┏━━

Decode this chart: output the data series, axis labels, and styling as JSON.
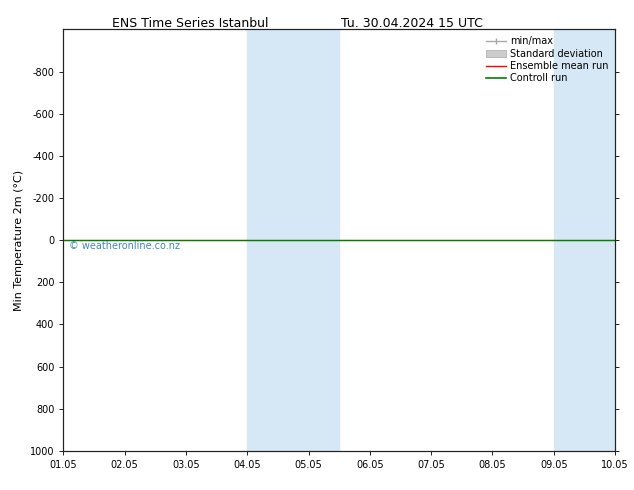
{
  "title_left": "ENS Time Series Istanbul",
  "title_right": "Tu. 30.04.2024 15 UTC",
  "ylabel": "Min Temperature 2m (°C)",
  "ylim_bottom": 1000,
  "ylim_top": -1000,
  "yticks": [
    -800,
    -600,
    -400,
    -200,
    0,
    200,
    400,
    600,
    800,
    1000
  ],
  "xtick_labels": [
    "01.05",
    "02.05",
    "03.05",
    "04.05",
    "05.05",
    "06.05",
    "07.05",
    "08.05",
    "09.05",
    "10.05"
  ],
  "xtick_days": [
    1,
    2,
    3,
    4,
    5,
    6,
    7,
    8,
    9,
    10
  ],
  "xlim_start_day": 1,
  "xlim_end_day": 10,
  "shade_regions": [
    {
      "start_day": 4,
      "end_day": 5.5
    },
    {
      "start_day": 9,
      "end_day": 10
    }
  ],
  "shade_color": "#d6e8f5",
  "green_line_color": "#008000",
  "red_line_color": "#ff0000",
  "watermark": "© weatheronline.co.nz",
  "watermark_color": "#4488bb",
  "background_color": "#ffffff",
  "legend_entries": [
    "min/max",
    "Standard deviation",
    "Ensemble mean run",
    "Controll run"
  ],
  "minmax_color": "#aaaaaa",
  "std_color": "#cccccc",
  "title_fontsize": 9,
  "ylabel_fontsize": 8,
  "tick_fontsize": 7,
  "legend_fontsize": 7,
  "watermark_fontsize": 7
}
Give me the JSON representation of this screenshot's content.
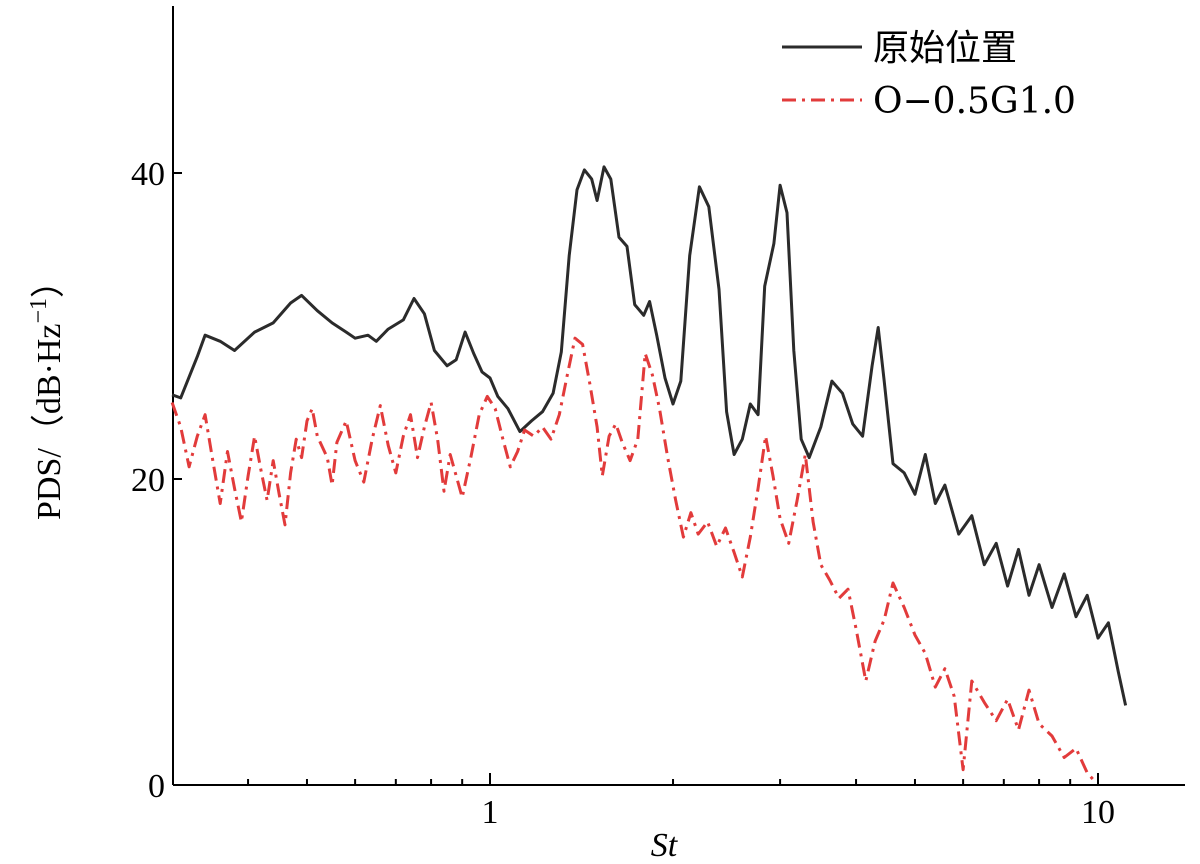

┗━━

### What the task asks
Return the entries unchanged, save for the pictures, which do not belong in the copy.

### Written reply
Decode this chart: output the data series, axis labels, and styling as JSON.
{
  "title_left": "ENS Time Series Istanbul",
  "title_right": "Tu. 30.04.2024 15 UTC",
  "ylabel": "Min Temperature 2m (°C)",
  "ylim_bottom": 1000,
  "ylim_top": -1000,
  "yticks": [
    -800,
    -600,
    -400,
    -200,
    0,
    200,
    400,
    600,
    800,
    1000
  ],
  "xtick_labels": [
    "01.05",
    "02.05",
    "03.05",
    "04.05",
    "05.05",
    "06.05",
    "07.05",
    "08.05",
    "09.05",
    "10.05"
  ],
  "xtick_days": [
    1,
    2,
    3,
    4,
    5,
    6,
    7,
    8,
    9,
    10
  ],
  "xlim_start_day": 1,
  "xlim_end_day": 10,
  "shade_regions": [
    {
      "start_day": 4,
      "end_day": 5.5
    },
    {
      "start_day": 9,
      "end_day": 10
    }
  ],
  "shade_color": "#d6e8f5",
  "green_line_color": "#008000",
  "red_line_color": "#ff0000",
  "watermark": "© weatheronline.co.nz",
  "watermark_color": "#4488bb",
  "background_color": "#ffffff",
  "legend_entries": [
    "min/max",
    "Standard deviation",
    "Ensemble mean run",
    "Controll run"
  ],
  "minmax_color": "#aaaaaa",
  "std_color": "#cccccc",
  "title_fontsize": 9,
  "ylabel_fontsize": 8,
  "tick_fontsize": 7,
  "legend_fontsize": 7,
  "watermark_fontsize": 7
}
Give me the JSON representation of this screenshot's content.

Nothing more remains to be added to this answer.